(EXERCISE)
Go to the line containing "Transcribe this image's" below; retype it and all following lines exactly, and leave out the pictures.

(DATA SUPPLIED)

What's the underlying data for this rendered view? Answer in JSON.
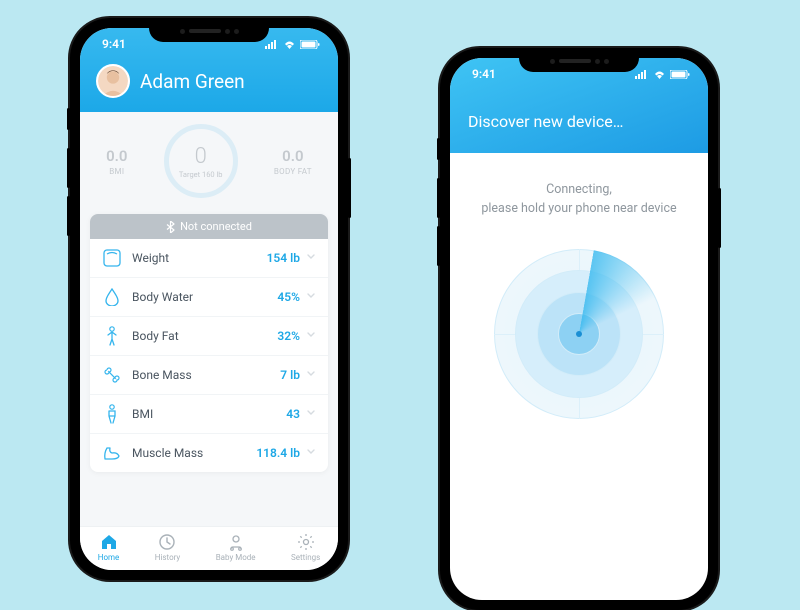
{
  "status": {
    "time": "9:41"
  },
  "phoneA": {
    "user": {
      "name": "Adam Green"
    },
    "summary": {
      "bmi": {
        "value": "0.0",
        "label": "BMI"
      },
      "target": {
        "value": "0",
        "label": "Target 160 lb"
      },
      "bodyfat": {
        "value": "0.0",
        "label": "BODY FAT"
      }
    },
    "connection": {
      "status": "Not connected"
    },
    "metrics": [
      {
        "name": "Weight",
        "value": "154 lb",
        "icon": "scale-icon"
      },
      {
        "name": "Body Water",
        "value": "45%",
        "icon": "water-icon"
      },
      {
        "name": "Body Fat",
        "value": "32%",
        "icon": "bodyfat-icon"
      },
      {
        "name": "Bone Mass",
        "value": "7 lb",
        "icon": "bone-icon"
      },
      {
        "name": "BMI",
        "value": "43",
        "icon": "bmi-icon"
      },
      {
        "name": "Muscle Mass",
        "value": "118.4 lb",
        "icon": "muscle-icon"
      }
    ],
    "tabs": [
      {
        "label": "Home",
        "icon": "home-icon",
        "active": true
      },
      {
        "label": "History",
        "icon": "history-icon",
        "active": false
      },
      {
        "label": "Baby Mode",
        "icon": "baby-icon",
        "active": false
      },
      {
        "label": "Settings",
        "icon": "settings-icon",
        "active": false
      }
    ]
  },
  "phoneB": {
    "title": "Discover new device…",
    "message_line1": "Connecting,",
    "message_line2": "please hold your phone near device"
  }
}
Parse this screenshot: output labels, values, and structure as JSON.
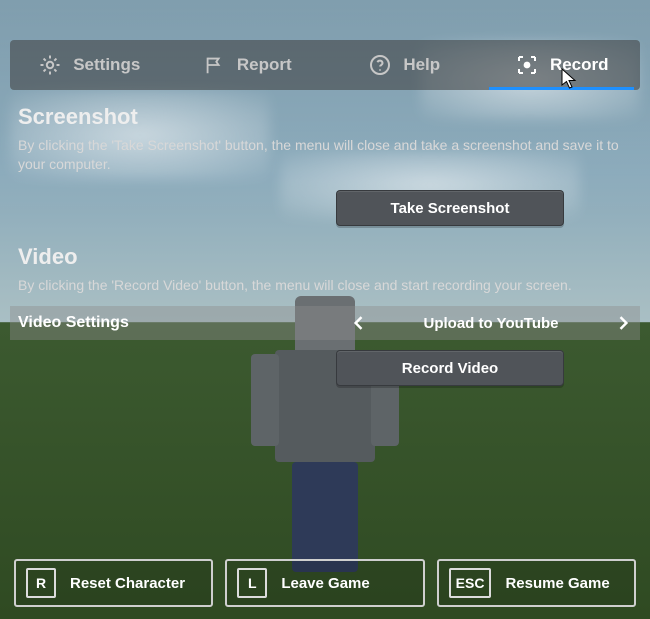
{
  "tabs": {
    "settings": "Settings",
    "report": "Report",
    "help": "Help",
    "record": "Record",
    "active": "record",
    "accent_color": "#1e90ff"
  },
  "screenshot": {
    "title": "Screenshot",
    "desc": "By clicking the 'Take Screenshot' button, the menu will close and take a screenshot and save it to your computer.",
    "button": "Take Screenshot"
  },
  "video": {
    "title": "Video",
    "desc": "By clicking the 'Record Video' button, the menu will close and start recording your screen.",
    "setting_label": "Video Settings",
    "setting_value": "Upload to YouTube",
    "button": "Record Video"
  },
  "actions": {
    "reset": {
      "key": "R",
      "label": "Reset Character"
    },
    "leave": {
      "key": "L",
      "label": "Leave Game"
    },
    "resume": {
      "key": "ESC",
      "label": "Resume Game"
    }
  }
}
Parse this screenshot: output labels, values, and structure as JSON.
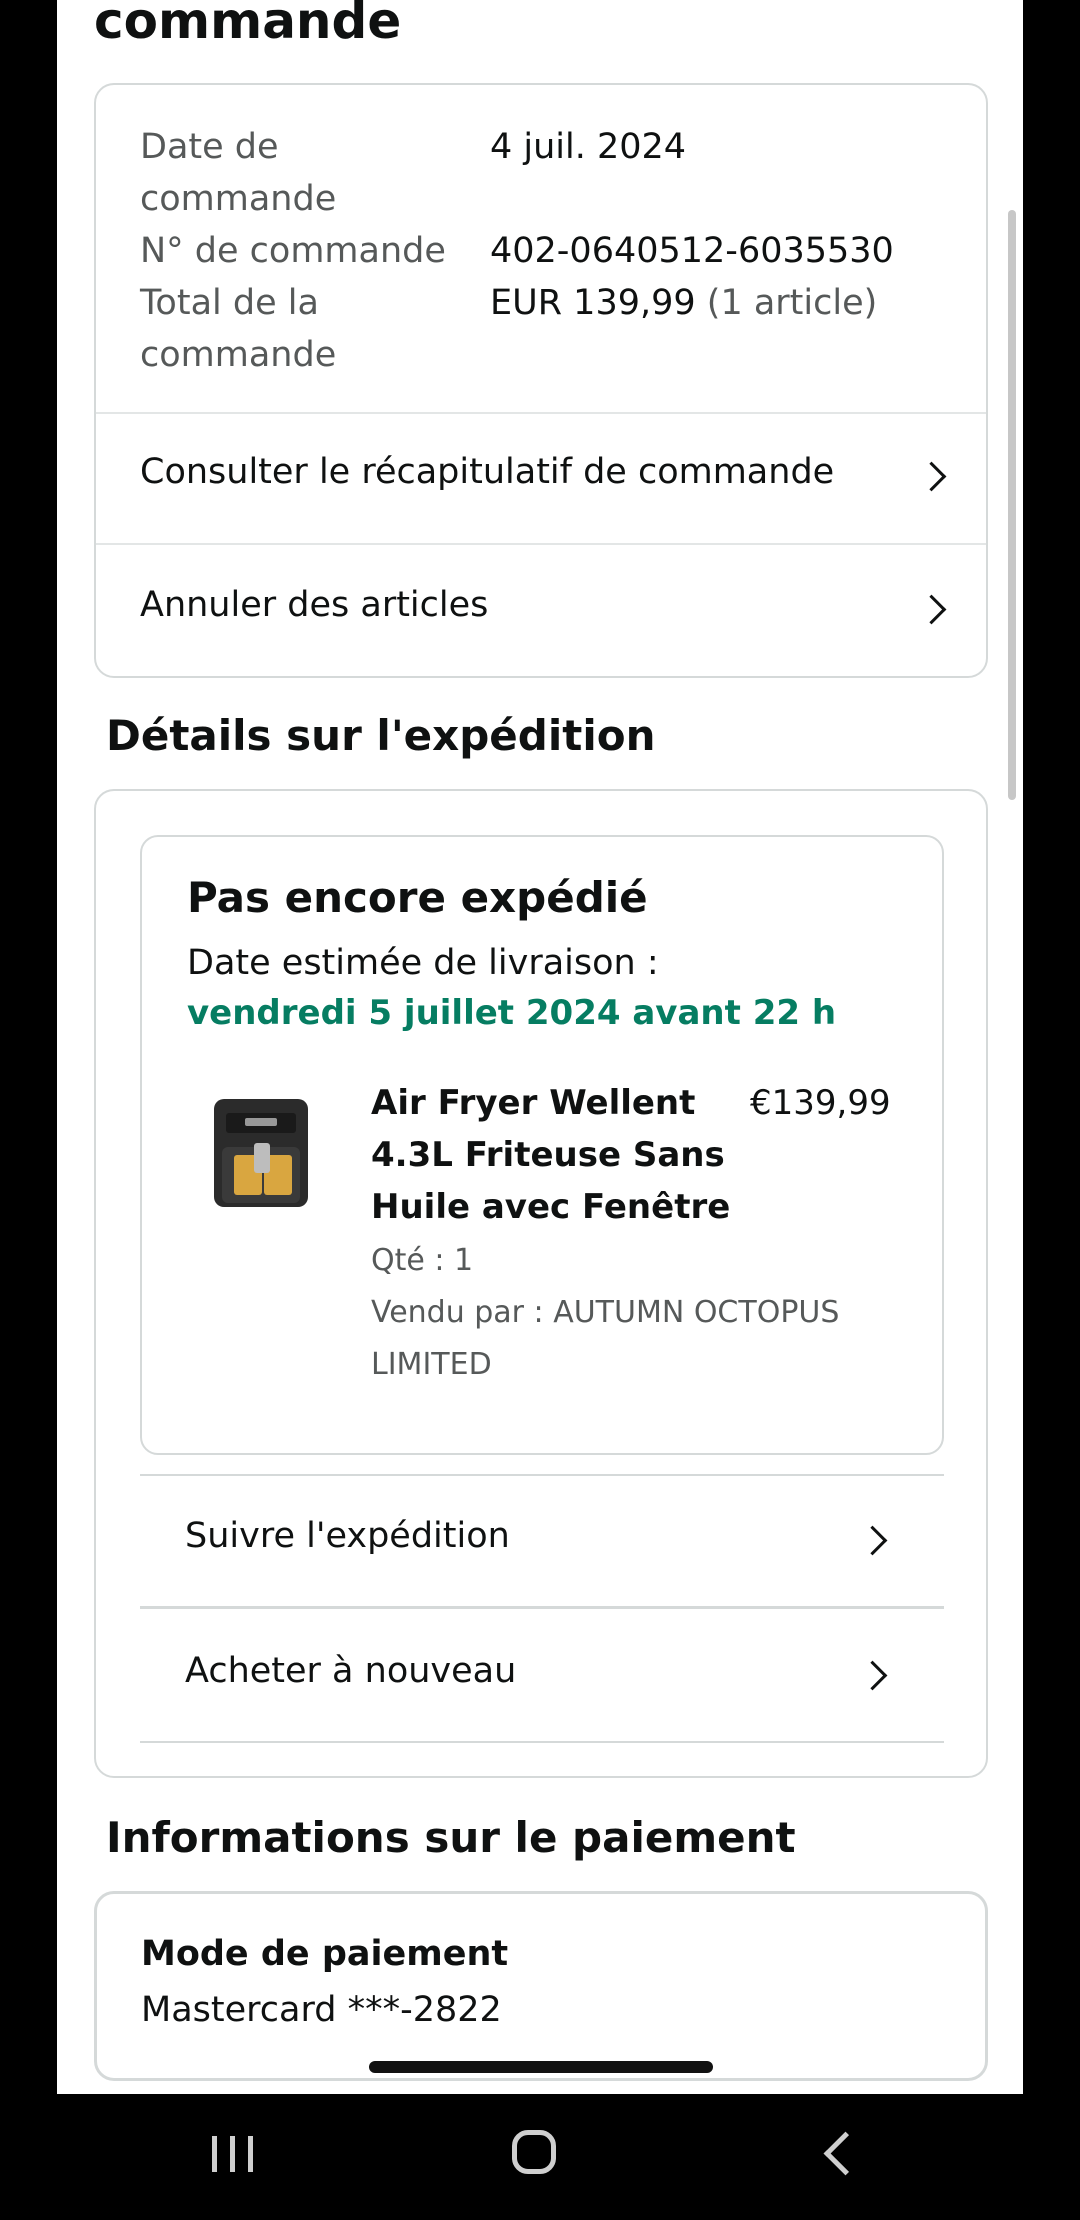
{
  "header": {
    "title": "commande"
  },
  "order_summary": {
    "date_label": "Date de commande",
    "date_value": "4 juil. 2024",
    "number_label": "N° de commande",
    "number_value": "402-0640512-6035530",
    "total_label": "Total de la commande",
    "total_value": "EUR 139,99",
    "total_items": "(1 article)",
    "actions": [
      {
        "label": "Consulter le récapitulatif de commande"
      },
      {
        "label": "Annuler des articles"
      }
    ]
  },
  "shipping": {
    "section_title": "Détails sur l'expédition",
    "status": "Pas encore expédié",
    "delivery_label": "Date estimée de livraison :",
    "delivery_date": "vendredi 5 juillet 2024 avant 22 h",
    "product": {
      "title": "Air Fryer Wellent 4.3L Friteuse Sans Huile avec Fenêtre",
      "price": "€139,99",
      "qty": "Qté : 1",
      "seller": "Vendu par : AUTUMN OCTOPUS LIMITED",
      "image_icon": "air-fryer-product-image"
    },
    "actions": [
      {
        "label": "Suivre l'expédition"
      },
      {
        "label": "Acheter à nouveau"
      }
    ]
  },
  "payment": {
    "section_title": "Informations sur le paiement",
    "method_label": "Mode de paiement",
    "method_value": "Mastercard ***-2822"
  },
  "colors": {
    "accent_green": "#067d62",
    "border": "#d5d9d9",
    "text": "#0f1111",
    "muted": "#565959"
  },
  "system_nav": {
    "recents_icon": "recent-apps-icon",
    "home_icon": "home-icon",
    "back_icon": "back-icon"
  }
}
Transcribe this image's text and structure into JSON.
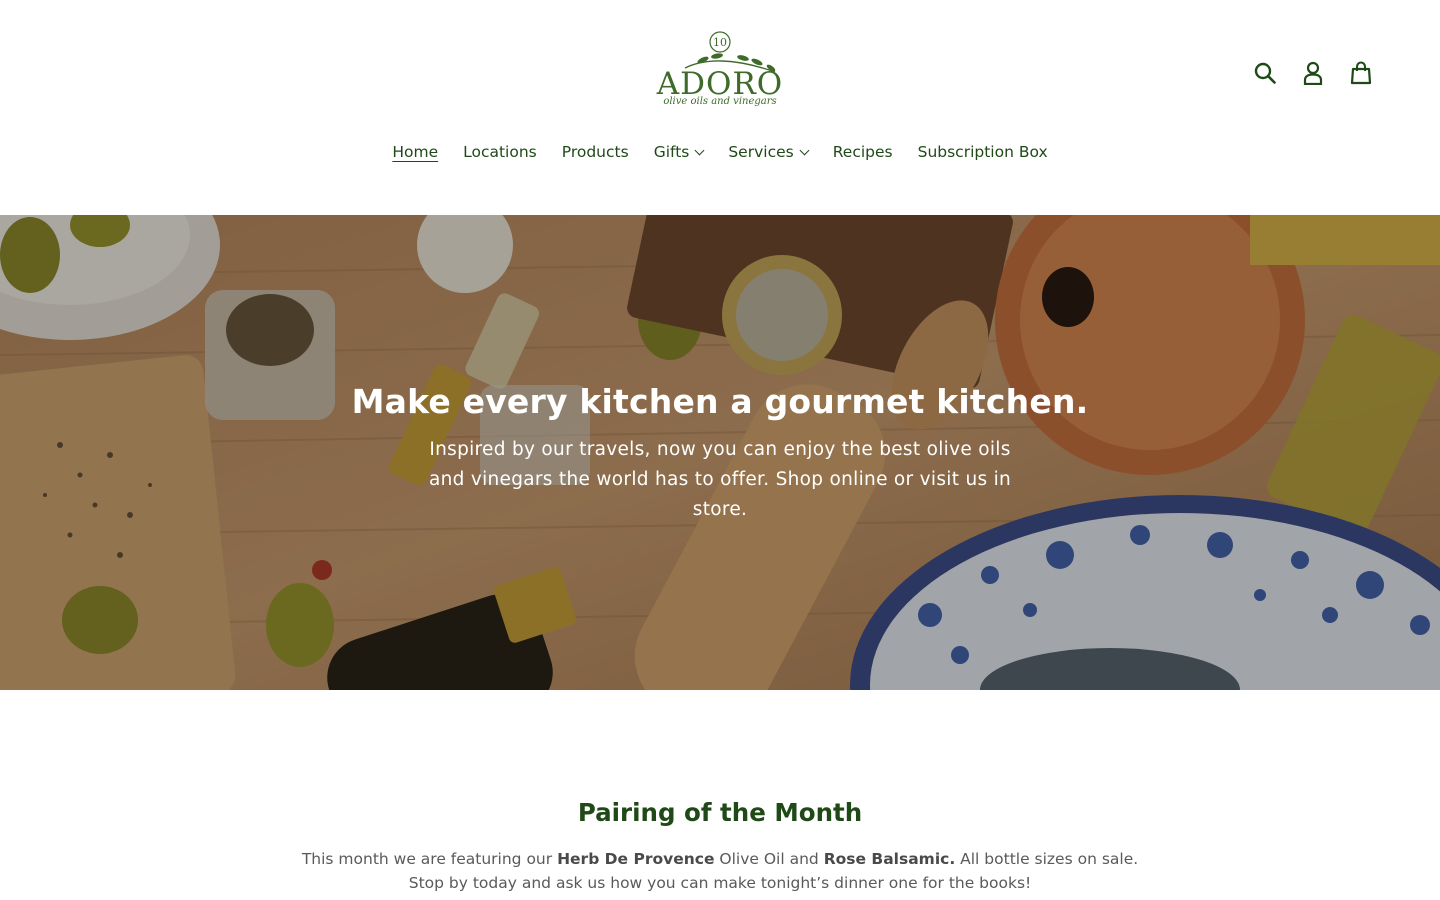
{
  "brand": {
    "name": "ADORO",
    "tagline": "olive oils and vinegars",
    "badge": "10"
  },
  "header": {
    "icons": [
      "search-icon",
      "account-icon",
      "cart-icon"
    ]
  },
  "nav": {
    "items": [
      {
        "label": "Home",
        "active": true,
        "dropdown": false
      },
      {
        "label": "Locations",
        "active": false,
        "dropdown": false
      },
      {
        "label": "Products",
        "active": false,
        "dropdown": false
      },
      {
        "label": "Gifts",
        "active": false,
        "dropdown": true
      },
      {
        "label": "Services",
        "active": false,
        "dropdown": true
      },
      {
        "label": "Recipes",
        "active": false,
        "dropdown": false
      },
      {
        "label": "Subscription Box",
        "active": false,
        "dropdown": false
      }
    ]
  },
  "hero": {
    "title": "Make every kitchen a gourmet kitchen.",
    "subtitle": "Inspired by our travels, now you can enjoy the best olive oils and vinegars the world has to offer. Shop online or visit us in store."
  },
  "pairing": {
    "title": "Pairing of the Month",
    "line1_pre": "This month we are featuring our ",
    "line1_bold1": "Herb De Provence",
    "line1_mid": " Olive Oil and ",
    "line1_bold2": "Rose Balsamic.",
    "line1_post": " All bottle sizes on sale.",
    "line2": "Stop by today and ask us how you can make tonight’s dinner one for the books!"
  },
  "colors": {
    "brand_green": "#1f4a18",
    "logo_green": "#3f6b2a",
    "text_gray": "#5a5a5a"
  }
}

(WORKED ANSWER)
Transcribe this image's text and structure into JSON.
{
  "brand": {
    "name": "ADORO",
    "tagline": "olive oils and vinegars",
    "badge": "10"
  },
  "header": {
    "icons": [
      "search-icon",
      "account-icon",
      "cart-icon"
    ]
  },
  "nav": {
    "items": [
      {
        "label": "Home",
        "active": true,
        "dropdown": false
      },
      {
        "label": "Locations",
        "active": false,
        "dropdown": false
      },
      {
        "label": "Products",
        "active": false,
        "dropdown": false
      },
      {
        "label": "Gifts",
        "active": false,
        "dropdown": true
      },
      {
        "label": "Services",
        "active": false,
        "dropdown": true
      },
      {
        "label": "Recipes",
        "active": false,
        "dropdown": false
      },
      {
        "label": "Subscription Box",
        "active": false,
        "dropdown": false
      }
    ]
  },
  "hero": {
    "title": "Make every kitchen a gourmet kitchen.",
    "subtitle": "Inspired by our travels, now you can enjoy the best olive oils and vinegars the world has to offer. Shop online or visit us in store."
  },
  "pairing": {
    "title": "Pairing of the Month",
    "line1_pre": "This month we are featuring our ",
    "line1_bold1": "Herb De Provence",
    "line1_mid": " Olive Oil and ",
    "line1_bold2": "Rose Balsamic.",
    "line1_post": " All bottle sizes on sale.",
    "line2": "Stop by today and ask us how you can make tonight’s dinner one for the books!"
  },
  "colors": {
    "brand_green": "#1f4a18",
    "logo_green": "#3f6b2a",
    "text_gray": "#5a5a5a"
  }
}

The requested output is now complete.